Instructions to follow. Some lines in the listing below may include the string "通常の生活". How many are there? Give only the number.

Material for this task.
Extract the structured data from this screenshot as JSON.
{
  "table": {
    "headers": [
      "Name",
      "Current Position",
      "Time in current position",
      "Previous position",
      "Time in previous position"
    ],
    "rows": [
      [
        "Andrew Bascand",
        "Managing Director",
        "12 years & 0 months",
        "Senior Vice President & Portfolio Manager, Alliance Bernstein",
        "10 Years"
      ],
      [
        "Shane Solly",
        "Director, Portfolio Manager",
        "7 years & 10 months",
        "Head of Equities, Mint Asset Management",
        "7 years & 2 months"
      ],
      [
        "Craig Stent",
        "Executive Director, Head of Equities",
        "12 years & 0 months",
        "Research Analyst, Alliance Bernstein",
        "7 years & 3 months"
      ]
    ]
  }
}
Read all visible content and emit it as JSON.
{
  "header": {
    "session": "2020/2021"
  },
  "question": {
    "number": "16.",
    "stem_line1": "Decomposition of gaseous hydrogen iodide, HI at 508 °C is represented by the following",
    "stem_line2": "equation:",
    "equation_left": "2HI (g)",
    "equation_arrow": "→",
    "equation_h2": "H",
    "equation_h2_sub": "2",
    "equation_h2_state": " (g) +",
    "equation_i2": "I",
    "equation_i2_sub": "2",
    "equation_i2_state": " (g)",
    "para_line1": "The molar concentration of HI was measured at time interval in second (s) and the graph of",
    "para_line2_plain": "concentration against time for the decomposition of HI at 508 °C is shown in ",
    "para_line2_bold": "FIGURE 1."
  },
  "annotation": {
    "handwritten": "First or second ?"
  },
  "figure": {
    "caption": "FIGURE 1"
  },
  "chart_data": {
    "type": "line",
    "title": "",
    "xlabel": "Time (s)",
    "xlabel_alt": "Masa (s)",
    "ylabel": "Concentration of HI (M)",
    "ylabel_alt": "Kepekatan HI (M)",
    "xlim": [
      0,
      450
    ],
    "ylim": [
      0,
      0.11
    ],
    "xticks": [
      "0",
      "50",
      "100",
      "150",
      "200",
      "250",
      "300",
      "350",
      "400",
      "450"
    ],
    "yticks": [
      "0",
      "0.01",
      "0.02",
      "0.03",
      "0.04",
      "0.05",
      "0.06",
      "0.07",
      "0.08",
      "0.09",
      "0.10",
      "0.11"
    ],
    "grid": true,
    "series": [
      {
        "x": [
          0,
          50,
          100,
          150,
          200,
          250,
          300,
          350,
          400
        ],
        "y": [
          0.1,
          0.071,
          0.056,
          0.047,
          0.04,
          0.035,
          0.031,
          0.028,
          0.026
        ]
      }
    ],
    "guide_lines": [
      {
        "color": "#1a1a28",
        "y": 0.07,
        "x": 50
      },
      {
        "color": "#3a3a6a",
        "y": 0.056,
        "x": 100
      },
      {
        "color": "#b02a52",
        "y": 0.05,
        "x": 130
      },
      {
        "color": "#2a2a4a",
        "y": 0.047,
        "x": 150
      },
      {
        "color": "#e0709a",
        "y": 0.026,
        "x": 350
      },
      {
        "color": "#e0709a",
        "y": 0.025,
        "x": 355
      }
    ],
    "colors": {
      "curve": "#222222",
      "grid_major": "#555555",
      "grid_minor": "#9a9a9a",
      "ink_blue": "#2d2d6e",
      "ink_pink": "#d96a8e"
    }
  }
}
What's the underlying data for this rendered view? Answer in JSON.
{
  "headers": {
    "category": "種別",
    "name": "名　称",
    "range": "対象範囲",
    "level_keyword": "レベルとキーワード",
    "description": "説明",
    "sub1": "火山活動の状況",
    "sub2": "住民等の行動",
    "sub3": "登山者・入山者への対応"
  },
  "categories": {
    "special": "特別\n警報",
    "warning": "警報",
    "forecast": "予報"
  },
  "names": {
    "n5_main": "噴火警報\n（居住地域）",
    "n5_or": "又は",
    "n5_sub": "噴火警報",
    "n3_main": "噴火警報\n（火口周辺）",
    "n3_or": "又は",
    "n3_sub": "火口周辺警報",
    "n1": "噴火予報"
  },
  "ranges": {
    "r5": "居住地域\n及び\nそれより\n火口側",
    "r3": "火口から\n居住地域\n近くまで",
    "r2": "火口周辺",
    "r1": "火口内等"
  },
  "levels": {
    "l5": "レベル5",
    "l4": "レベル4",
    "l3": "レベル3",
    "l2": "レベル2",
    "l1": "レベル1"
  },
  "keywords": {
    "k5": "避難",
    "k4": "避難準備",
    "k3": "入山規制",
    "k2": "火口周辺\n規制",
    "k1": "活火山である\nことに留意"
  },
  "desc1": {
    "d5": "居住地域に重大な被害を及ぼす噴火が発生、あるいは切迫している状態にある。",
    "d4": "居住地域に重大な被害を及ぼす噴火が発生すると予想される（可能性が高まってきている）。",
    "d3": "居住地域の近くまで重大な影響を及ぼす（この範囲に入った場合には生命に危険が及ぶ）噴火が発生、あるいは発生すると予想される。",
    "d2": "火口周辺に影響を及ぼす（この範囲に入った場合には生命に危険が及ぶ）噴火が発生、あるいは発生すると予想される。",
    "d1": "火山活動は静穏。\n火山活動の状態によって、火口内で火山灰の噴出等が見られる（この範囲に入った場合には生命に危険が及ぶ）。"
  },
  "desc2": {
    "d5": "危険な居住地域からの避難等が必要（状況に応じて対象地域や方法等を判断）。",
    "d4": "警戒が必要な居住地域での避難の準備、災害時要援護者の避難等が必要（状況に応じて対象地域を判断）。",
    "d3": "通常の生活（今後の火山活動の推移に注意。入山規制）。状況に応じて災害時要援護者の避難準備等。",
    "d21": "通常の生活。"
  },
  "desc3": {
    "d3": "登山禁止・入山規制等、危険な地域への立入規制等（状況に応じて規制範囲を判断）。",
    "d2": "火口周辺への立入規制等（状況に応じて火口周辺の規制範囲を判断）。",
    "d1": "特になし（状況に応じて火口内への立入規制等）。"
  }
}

Answer below. 2